● Aim
Transcribe the entries exactly; images are not part of the copy.

● The data
........
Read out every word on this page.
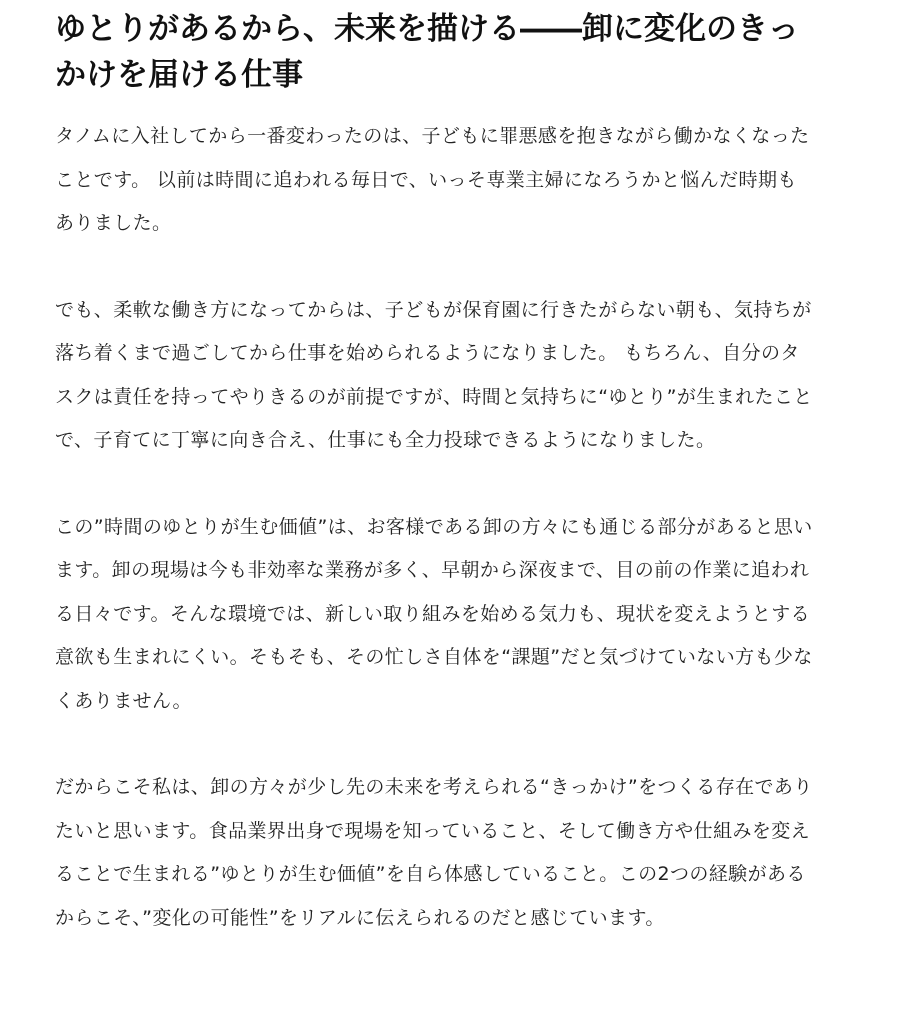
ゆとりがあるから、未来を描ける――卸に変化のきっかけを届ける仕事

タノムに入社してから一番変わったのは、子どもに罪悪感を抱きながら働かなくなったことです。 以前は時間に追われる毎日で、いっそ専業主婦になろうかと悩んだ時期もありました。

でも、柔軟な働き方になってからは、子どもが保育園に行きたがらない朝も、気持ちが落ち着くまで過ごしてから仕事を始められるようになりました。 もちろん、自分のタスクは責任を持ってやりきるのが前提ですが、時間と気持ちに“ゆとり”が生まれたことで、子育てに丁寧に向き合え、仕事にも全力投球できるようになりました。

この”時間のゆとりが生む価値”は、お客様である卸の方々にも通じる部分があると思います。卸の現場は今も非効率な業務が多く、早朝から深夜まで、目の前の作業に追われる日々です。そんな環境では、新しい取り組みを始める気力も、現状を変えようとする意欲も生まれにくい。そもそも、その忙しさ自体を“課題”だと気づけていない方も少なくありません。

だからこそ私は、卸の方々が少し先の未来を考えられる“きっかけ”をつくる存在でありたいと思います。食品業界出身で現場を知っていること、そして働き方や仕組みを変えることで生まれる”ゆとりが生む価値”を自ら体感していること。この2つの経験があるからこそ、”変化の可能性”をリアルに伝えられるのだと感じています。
........
● Task result
Read out every word on this page.
ゆとりがあるから、未来を描ける――卸に変化のきっかけを届ける仕事

タノムに入社してから一番変わったのは、子どもに罪悪感を抱きながら働かなくなったことです。 以前は時間に追われる毎日で、いっそ専業主婦になろうかと悩んだ時期もありました。

でも、柔軟な働き方になってからは、子どもが保育園に行きたがらない朝も、気持ちが落ち着くまで過ごしてから仕事を始められるようになりました。 もちろん、自分のタスクは責任を持ってやりきるのが前提ですが、時間と気持ちに“ゆとり”が生まれたことで、子育てに丁寧に向き合え、仕事にも全力投球できるようになりました。

この”時間のゆとりが生む価値”は、お客様である卸の方々にも通じる部分があると思います。卸の現場は今も非効率な業務が多く、早朝から深夜まで、目の前の作業に追われる日々です。そんな環境では、新しい取り組みを始める気力も、現状を変えようとする意欲も生まれにくい。そもそも、その忙しさ自体を“課題”だと気づけていない方も少なくありません。

だからこそ私は、卸の方々が少し先の未来を考えられる“きっかけ”をつくる存在でありたいと思います。食品業界出身で現場を知っていること、そして働き方や仕組みを変えることで生まれる”ゆとりが生む価値”を自ら体感していること。この2つの経験があるからこそ、”変化の可能性”をリアルに伝えられるのだと感じています。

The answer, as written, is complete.